Task prompt - Gather each line of the records where "settings" appears.

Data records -
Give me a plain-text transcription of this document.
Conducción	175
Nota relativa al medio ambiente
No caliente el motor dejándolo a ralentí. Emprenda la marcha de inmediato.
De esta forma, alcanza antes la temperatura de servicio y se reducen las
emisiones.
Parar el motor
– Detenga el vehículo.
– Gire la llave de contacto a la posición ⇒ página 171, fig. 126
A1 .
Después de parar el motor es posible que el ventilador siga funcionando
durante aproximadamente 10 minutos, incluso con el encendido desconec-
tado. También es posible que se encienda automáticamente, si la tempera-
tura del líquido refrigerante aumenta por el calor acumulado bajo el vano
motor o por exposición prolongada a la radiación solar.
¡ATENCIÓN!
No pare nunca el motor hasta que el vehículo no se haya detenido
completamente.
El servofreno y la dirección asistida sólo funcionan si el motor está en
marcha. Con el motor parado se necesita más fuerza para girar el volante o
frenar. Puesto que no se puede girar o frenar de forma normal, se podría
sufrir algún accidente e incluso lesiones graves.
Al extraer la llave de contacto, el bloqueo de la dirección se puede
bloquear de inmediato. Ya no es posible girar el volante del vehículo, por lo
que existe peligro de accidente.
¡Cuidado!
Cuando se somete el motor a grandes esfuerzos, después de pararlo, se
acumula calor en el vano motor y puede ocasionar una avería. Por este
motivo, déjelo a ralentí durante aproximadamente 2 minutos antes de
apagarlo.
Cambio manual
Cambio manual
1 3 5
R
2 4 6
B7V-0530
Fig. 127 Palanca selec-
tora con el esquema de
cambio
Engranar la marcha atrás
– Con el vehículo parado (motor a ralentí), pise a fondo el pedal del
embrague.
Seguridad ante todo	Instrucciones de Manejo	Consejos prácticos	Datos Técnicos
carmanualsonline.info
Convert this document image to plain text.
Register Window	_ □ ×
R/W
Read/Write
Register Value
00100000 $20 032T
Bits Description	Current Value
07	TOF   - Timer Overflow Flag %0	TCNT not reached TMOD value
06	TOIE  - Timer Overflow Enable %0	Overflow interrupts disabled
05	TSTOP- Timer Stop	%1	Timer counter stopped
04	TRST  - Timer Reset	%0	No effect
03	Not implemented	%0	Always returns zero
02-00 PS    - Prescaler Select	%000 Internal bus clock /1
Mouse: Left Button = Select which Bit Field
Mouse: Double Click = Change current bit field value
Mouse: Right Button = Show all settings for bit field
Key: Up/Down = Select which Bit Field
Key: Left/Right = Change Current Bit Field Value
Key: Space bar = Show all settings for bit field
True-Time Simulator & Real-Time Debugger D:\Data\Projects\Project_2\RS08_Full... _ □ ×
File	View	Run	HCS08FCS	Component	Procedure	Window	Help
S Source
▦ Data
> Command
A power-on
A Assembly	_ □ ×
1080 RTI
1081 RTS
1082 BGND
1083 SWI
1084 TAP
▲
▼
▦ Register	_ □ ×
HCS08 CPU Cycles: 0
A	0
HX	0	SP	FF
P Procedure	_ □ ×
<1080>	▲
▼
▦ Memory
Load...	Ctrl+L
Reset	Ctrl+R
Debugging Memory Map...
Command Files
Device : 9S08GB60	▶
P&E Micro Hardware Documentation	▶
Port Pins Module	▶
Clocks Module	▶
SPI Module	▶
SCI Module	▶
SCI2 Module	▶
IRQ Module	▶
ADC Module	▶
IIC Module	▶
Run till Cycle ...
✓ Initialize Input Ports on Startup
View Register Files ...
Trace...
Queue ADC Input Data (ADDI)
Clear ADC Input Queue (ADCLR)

Completed exercise -
Mouse: Right Button = Show all settings for bit field
Key: Space bar = Show all settings for bit field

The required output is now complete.